- PROBLEM TO SOLVE
Only a number is expected: how many lines in the data below contain the word "beta".

Rows from a figure dataset:
[start]
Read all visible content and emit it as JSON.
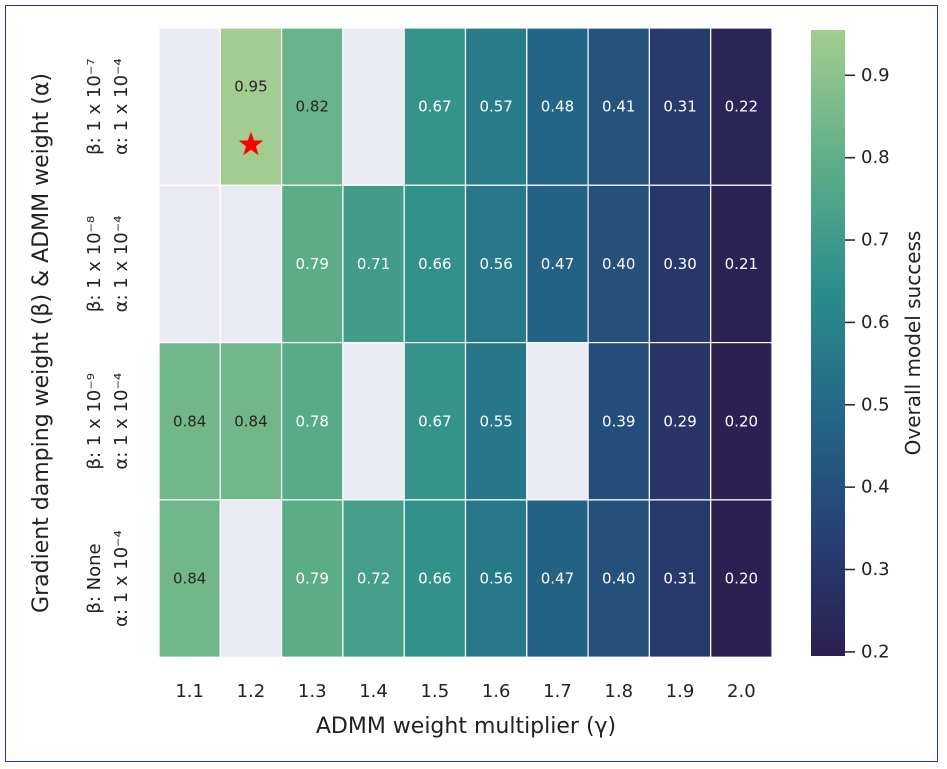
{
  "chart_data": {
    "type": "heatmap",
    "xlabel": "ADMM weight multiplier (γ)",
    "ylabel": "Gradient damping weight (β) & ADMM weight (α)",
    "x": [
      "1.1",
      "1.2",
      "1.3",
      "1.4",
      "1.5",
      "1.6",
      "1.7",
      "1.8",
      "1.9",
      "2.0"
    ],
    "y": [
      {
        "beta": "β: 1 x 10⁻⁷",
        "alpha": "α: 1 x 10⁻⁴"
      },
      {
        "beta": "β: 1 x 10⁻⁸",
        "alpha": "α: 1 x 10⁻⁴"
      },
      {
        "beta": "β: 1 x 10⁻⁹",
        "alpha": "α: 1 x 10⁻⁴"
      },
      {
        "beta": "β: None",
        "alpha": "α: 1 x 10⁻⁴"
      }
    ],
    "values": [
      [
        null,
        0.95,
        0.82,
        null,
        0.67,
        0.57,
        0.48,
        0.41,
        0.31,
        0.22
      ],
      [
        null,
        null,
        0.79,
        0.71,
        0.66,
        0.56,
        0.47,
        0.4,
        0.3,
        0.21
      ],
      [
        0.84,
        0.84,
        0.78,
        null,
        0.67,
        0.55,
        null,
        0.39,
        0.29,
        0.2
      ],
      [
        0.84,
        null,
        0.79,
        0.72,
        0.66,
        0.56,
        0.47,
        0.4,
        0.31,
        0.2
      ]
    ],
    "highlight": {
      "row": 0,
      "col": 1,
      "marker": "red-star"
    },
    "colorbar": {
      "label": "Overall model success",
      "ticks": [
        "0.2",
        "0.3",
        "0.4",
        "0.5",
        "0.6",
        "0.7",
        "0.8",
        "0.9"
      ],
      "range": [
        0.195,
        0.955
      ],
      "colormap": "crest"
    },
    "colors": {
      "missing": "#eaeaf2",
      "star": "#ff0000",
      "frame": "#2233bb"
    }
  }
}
[end]
- SOLUTION TO THIS TASK
4